**WHAT IS BEING ASKED:** Render every entry exactly as it appears.

Dataset records

>>

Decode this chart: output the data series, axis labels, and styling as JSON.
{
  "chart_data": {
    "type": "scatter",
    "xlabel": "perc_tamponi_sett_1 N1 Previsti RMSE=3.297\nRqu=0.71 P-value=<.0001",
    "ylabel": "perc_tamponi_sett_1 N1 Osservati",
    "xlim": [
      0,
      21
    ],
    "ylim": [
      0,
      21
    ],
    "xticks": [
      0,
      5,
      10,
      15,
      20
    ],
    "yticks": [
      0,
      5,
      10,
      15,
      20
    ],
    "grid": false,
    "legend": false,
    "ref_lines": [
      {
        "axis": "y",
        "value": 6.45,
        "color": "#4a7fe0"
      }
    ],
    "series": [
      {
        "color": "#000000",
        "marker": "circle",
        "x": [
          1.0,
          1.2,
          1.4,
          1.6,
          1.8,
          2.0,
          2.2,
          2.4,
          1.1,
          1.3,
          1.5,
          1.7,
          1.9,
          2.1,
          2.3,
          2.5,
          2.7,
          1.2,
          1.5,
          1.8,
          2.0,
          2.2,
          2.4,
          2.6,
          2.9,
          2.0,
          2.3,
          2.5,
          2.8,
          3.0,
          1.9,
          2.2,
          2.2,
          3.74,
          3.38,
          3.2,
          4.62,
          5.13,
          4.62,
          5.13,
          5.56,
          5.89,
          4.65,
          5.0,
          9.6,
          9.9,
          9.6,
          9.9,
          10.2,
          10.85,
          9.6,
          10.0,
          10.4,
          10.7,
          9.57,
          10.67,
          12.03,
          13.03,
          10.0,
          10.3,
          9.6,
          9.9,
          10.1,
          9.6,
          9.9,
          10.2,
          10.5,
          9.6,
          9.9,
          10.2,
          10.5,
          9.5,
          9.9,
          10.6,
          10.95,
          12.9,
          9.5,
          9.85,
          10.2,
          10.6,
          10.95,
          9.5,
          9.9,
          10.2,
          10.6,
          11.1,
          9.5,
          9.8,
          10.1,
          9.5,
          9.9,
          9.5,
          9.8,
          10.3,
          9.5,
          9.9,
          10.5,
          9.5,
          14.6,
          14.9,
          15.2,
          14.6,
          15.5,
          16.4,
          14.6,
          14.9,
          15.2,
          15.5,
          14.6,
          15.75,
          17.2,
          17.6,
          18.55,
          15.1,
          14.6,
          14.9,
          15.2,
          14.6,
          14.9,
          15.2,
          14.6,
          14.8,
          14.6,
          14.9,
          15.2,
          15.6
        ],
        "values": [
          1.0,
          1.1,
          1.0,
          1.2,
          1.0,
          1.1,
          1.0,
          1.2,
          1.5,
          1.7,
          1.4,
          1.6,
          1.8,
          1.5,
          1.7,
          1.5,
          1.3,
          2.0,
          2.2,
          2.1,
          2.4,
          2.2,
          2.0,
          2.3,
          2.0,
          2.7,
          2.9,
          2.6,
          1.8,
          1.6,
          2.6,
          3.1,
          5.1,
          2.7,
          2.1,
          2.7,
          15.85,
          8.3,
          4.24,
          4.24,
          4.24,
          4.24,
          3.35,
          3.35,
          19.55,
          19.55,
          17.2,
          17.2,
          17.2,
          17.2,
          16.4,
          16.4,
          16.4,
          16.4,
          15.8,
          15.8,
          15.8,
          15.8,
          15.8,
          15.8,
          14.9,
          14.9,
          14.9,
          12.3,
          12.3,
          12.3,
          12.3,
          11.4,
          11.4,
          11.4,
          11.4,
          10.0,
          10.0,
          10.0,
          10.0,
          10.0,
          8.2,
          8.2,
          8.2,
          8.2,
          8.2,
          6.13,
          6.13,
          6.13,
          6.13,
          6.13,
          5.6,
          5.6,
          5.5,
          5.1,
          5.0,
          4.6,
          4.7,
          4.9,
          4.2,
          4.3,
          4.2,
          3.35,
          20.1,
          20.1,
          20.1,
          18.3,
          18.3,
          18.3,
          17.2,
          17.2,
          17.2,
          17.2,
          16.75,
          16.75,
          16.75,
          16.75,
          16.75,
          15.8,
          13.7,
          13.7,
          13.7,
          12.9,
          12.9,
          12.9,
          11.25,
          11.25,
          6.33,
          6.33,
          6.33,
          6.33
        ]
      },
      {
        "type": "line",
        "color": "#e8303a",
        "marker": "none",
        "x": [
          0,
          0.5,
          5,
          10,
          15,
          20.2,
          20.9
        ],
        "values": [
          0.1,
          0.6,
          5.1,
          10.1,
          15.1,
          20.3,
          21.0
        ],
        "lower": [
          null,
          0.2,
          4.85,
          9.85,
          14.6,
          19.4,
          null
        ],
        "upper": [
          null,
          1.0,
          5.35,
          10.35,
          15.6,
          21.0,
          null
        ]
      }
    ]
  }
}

<<

**WRITTEN ANSWER:**
Decode this chart: output the data series, axis labels, and styling as JSON.
{
  "chart_data": {
    "type": "scatter",
    "xlabel": "perc_tamponi_sett_1 N1 Previsti RMSE=3.297\nRqu=0.71 P-value=<.0001",
    "ylabel": "perc_tamponi_sett_1 N1 Osservati",
    "xlim": [
      0,
      21
    ],
    "ylim": [
      0,
      21
    ],
    "xticks": [
      0,
      5,
      10,
      15,
      20
    ],
    "yticks": [
      0,
      5,
      10,
      15,
      20
    ],
    "grid": false,
    "legend": false,
    "ref_lines": [
      {
        "axis": "y",
        "value": 6.45,
        "color": "#4a7fe0"
      }
    ],
    "series": [
      {
        "color": "#000000",
        "marker": "circle",
        "x": [
          1.0,
          1.2,
          1.4,
          1.6,
          1.8,
          2.0,
          2.2,
          2.4,
          1.1,
          1.3,
          1.5,
          1.7,
          1.9,
          2.1,
          2.3,
          2.5,
          2.7,
          1.2,
          1.5,
          1.8,
          2.0,
          2.2,
          2.4,
          2.6,
          2.9,
          2.0,
          2.3,
          2.5,
          2.8,
          3.0,
          1.9,
          2.2,
          2.2,
          3.74,
          3.38,
          3.2,
          4.62,
          5.13,
          4.62,
          5.13,
          5.56,
          5.89,
          4.65,
          5.0,
          9.6,
          9.9,
          9.6,
          9.9,
          10.2,
          10.85,
          9.6,
          10.0,
          10.4,
          10.7,
          9.57,
          10.67,
          12.03,
          13.03,
          10.0,
          10.3,
          9.6,
          9.9,
          10.1,
          9.6,
          9.9,
          10.2,
          10.5,
          9.6,
          9.9,
          10.2,
          10.5,
          9.5,
          9.9,
          10.6,
          10.95,
          12.9,
          9.5,
          9.85,
          10.2,
          10.6,
          10.95,
          9.5,
          9.9,
          10.2,
          10.6,
          11.1,
          9.5,
          9.8,
          10.1,
          9.5,
          9.9,
          9.5,
          9.8,
          10.3,
          9.5,
          9.9,
          10.5,
          9.5,
          14.6,
          14.9,
          15.2,
          14.6,
          15.5,
          16.4,
          14.6,
          14.9,
          15.2,
          15.5,
          14.6,
          15.75,
          17.2,
          17.6,
          18.55,
          15.1,
          14.6,
          14.9,
          15.2,
          14.6,
          14.9,
          15.2,
          14.6,
          14.8,
          14.6,
          14.9,
          15.2,
          15.6
        ],
        "values": [
          1.0,
          1.1,
          1.0,
          1.2,
          1.0,
          1.1,
          1.0,
          1.2,
          1.5,
          1.7,
          1.4,
          1.6,
          1.8,
          1.5,
          1.7,
          1.5,
          1.3,
          2.0,
          2.2,
          2.1,
          2.4,
          2.2,
          2.0,
          2.3,
          2.0,
          2.7,
          2.9,
          2.6,
          1.8,
          1.6,
          2.6,
          3.1,
          5.1,
          2.7,
          2.1,
          2.7,
          15.85,
          8.3,
          4.24,
          4.24,
          4.24,
          4.24,
          3.35,
          3.35,
          19.55,
          19.55,
          17.2,
          17.2,
          17.2,
          17.2,
          16.4,
          16.4,
          16.4,
          16.4,
          15.8,
          15.8,
          15.8,
          15.8,
          15.8,
          15.8,
          14.9,
          14.9,
          14.9,
          12.3,
          12.3,
          12.3,
          12.3,
          11.4,
          11.4,
          11.4,
          11.4,
          10.0,
          10.0,
          10.0,
          10.0,
          10.0,
          8.2,
          8.2,
          8.2,
          8.2,
          8.2,
          6.13,
          6.13,
          6.13,
          6.13,
          6.13,
          5.6,
          5.6,
          5.5,
          5.1,
          5.0,
          4.6,
          4.7,
          4.9,
          4.2,
          4.3,
          4.2,
          3.35,
          20.1,
          20.1,
          20.1,
          18.3,
          18.3,
          18.3,
          17.2,
          17.2,
          17.2,
          17.2,
          16.75,
          16.75,
          16.75,
          16.75,
          16.75,
          15.8,
          13.7,
          13.7,
          13.7,
          12.9,
          12.9,
          12.9,
          11.25,
          11.25,
          6.33,
          6.33,
          6.33,
          6.33
        ]
      },
      {
        "type": "line",
        "color": "#e8303a",
        "marker": "none",
        "x": [
          0,
          0.5,
          5,
          10,
          15,
          20.2,
          20.9
        ],
        "values": [
          0.1,
          0.6,
          5.1,
          10.1,
          15.1,
          20.3,
          21.0
        ],
        "lower": [
          null,
          0.2,
          4.85,
          9.85,
          14.6,
          19.4,
          null
        ],
        "upper": [
          null,
          1.0,
          5.35,
          10.35,
          15.6,
          21.0,
          null
        ]
      }
    ]
  }
}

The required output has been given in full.